* **TASK PROMPT**
Repeat every record below exactly as it appears.

* **GIVEN ENTRIES**
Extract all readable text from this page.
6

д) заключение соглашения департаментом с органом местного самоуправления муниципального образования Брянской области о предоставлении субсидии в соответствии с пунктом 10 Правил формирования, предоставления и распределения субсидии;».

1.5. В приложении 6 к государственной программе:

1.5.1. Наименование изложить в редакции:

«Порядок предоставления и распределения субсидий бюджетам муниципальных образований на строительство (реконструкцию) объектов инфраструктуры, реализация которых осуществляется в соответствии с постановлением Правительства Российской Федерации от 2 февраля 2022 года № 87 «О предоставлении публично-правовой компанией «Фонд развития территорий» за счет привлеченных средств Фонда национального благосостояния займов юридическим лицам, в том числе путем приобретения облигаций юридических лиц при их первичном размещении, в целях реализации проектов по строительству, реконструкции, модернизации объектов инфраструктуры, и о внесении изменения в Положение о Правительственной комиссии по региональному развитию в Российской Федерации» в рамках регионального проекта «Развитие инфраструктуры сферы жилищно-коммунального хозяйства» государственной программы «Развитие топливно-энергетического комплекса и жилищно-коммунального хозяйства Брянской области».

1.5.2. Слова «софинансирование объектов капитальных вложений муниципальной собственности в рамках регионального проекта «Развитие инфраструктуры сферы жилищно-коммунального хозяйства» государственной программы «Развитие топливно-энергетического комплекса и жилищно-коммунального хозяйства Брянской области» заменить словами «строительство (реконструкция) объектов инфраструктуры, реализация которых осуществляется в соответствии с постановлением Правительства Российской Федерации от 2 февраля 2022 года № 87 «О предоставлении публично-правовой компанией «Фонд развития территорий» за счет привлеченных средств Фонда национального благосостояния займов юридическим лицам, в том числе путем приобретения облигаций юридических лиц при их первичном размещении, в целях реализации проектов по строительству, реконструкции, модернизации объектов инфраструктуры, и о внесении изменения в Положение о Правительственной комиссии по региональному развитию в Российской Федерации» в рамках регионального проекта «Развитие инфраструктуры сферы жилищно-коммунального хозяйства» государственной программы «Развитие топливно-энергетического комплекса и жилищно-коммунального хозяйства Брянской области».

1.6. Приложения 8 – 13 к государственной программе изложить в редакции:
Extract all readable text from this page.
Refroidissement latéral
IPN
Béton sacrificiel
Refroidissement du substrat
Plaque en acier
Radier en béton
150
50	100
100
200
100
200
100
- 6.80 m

* **COMPLETED TASK**
Extract all readable text from this page.
6

д) заключение соглашения департаментом с органом местного самоуправления муниципального образования Брянской области о предоставлении субсидии в соответствии с пунктом 10 Правил формирования, предоставления и распределения субсидии;».

1.5. В приложении 6 к государственной программе:

1.5.1. Наименование изложить в редакции:

«Порядок предоставления и распределения субсидий бюджетам муниципальных образований на строительство (реконструкцию) объектов инфраструктуры, реализация которых осуществляется в соответствии с постановлением Правительства Российской Федерации от 2 февраля 2022 года № 87 «О предоставлении публично-правовой компанией «Фонд развития территорий» за счет привлеченных средств Фонда национального благосостояния займов юридическим лицам, в том числе путем приобретения облигаций юридических лиц при их первичном размещении, в целях реализации проектов по строительству, реконструкции, модернизации объектов инфраструктуры, и о внесении изменения в Положение о Правительственной комиссии по региональному развитию в Российской Федерации» в рамках регионального проекта «Развитие инфраструктуры сферы жилищно-коммунального хозяйства» государственной программы «Развитие топливно-энергетического комплекса и жилищно-коммунального хозяйства Брянской области».

1.5.2. Слова «софинансирование объектов капитальных вложений муниципальной собственности в рамках регионального проекта «Развитие инфраструктуры сферы жилищно-коммунального хозяйства» государственной программы «Развитие топливно-энергетического комплекса и жилищно-коммунального хозяйства Брянской области» заменить словами «строительство (реконструкция) объектов инфраструктуры, реализация которых осуществляется в соответствии с постановлением Правительства Российской Федерации от 2 февраля 2022 года № 87 «О предоставлении публично-правовой компанией «Фонд развития территорий» за счет привлеченных средств Фонда национального благосостояния займов юридическим лицам, в том числе путем приобретения облигаций юридических лиц при их первичном размещении, в целях реализации проектов по строительству, реконструкции, модернизации объектов инфраструктуры, и о внесении изменения в Положение о Правительственной комиссии по региональному развитию в Российской Федерации» в рамках регионального проекта «Развитие инфраструктуры сферы жилищно-коммунального хозяйства» государственной программы «Развитие топливно-энергетического комплекса и жилищно-коммунального хозяйства Брянской области».

1.6. Приложения 8 – 13 к государственной программе изложить в редакции:
Extract all readable text from this page.
Refroidissement latéral
IPN
Béton sacrificiel
Refroidissement du substrat
Plaque en acier
Radier en béton
150
50	100
100
200
100
200
100
- 6.80 m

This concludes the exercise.